(Exercise details): Write out every line below that includes the word "pour".

* START *

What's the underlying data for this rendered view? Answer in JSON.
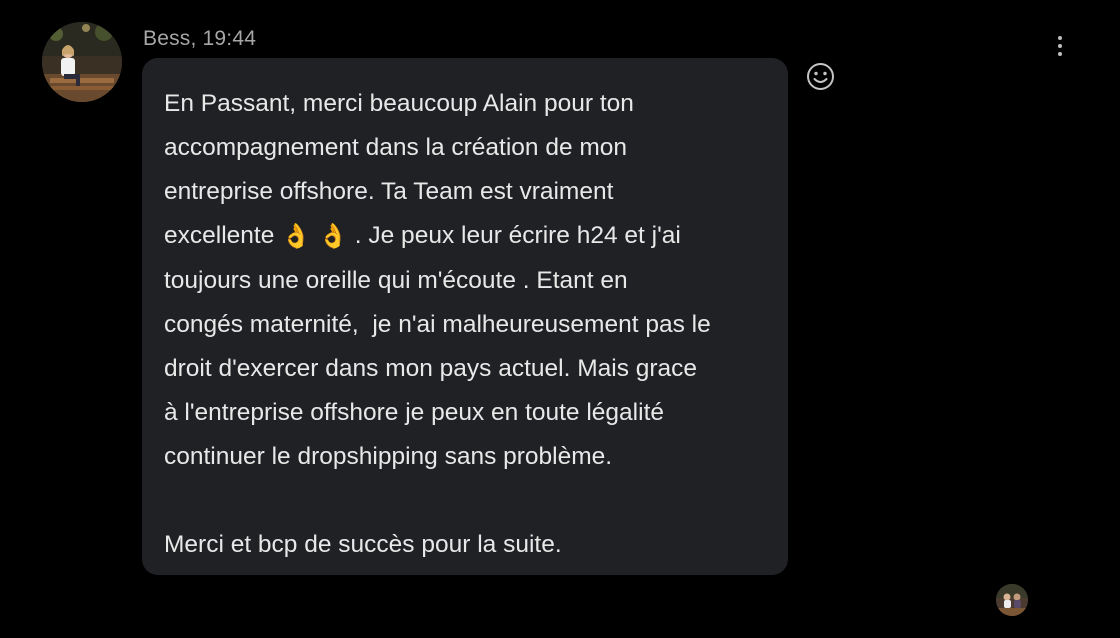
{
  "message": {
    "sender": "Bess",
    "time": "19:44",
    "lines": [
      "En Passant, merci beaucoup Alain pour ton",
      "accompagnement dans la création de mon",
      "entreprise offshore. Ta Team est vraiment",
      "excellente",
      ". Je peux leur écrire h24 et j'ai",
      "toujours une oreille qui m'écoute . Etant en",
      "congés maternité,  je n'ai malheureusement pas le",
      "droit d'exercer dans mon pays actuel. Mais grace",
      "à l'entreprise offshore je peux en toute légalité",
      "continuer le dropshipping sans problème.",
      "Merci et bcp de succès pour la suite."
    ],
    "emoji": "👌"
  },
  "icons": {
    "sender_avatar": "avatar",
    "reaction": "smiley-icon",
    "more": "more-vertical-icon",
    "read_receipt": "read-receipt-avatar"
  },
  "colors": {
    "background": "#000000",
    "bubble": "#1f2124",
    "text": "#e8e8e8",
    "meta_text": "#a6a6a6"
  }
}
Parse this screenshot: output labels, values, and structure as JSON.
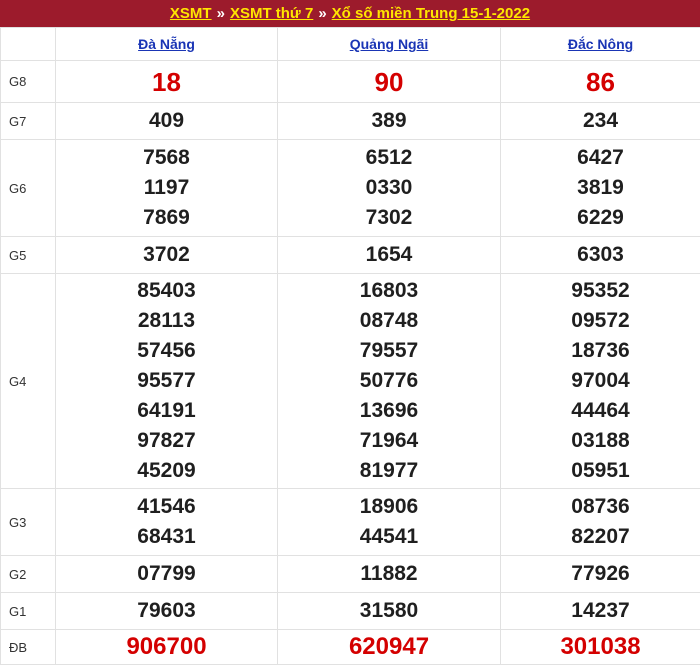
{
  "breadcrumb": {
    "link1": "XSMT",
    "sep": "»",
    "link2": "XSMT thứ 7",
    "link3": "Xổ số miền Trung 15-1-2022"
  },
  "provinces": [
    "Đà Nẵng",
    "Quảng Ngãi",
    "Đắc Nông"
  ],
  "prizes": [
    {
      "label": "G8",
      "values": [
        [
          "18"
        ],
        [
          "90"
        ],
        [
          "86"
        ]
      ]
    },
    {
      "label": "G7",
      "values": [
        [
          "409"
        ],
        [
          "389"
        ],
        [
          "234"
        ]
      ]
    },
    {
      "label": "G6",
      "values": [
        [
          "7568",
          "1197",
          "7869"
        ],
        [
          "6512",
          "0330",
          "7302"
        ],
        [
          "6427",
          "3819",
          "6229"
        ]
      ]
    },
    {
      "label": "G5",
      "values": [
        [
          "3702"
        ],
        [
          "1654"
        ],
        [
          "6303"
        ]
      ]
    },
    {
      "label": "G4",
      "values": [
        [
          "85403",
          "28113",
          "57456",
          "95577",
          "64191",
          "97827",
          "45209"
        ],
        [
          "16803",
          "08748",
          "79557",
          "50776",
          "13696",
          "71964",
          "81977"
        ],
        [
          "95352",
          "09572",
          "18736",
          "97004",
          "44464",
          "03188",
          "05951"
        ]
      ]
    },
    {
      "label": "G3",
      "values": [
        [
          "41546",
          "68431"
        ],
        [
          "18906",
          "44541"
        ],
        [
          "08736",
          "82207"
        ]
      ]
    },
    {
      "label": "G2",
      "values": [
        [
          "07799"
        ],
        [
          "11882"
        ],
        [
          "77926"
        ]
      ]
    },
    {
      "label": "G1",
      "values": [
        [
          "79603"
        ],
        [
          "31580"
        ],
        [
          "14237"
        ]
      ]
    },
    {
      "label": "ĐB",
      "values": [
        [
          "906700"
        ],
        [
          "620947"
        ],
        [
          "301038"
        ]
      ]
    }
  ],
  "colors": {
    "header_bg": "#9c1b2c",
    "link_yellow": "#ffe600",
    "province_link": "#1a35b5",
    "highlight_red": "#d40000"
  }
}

* END *

(Exercise solution):
      "En Passant, merci beaucoup Alain pour ton",
      "Merci et bcp de succès pour la suite."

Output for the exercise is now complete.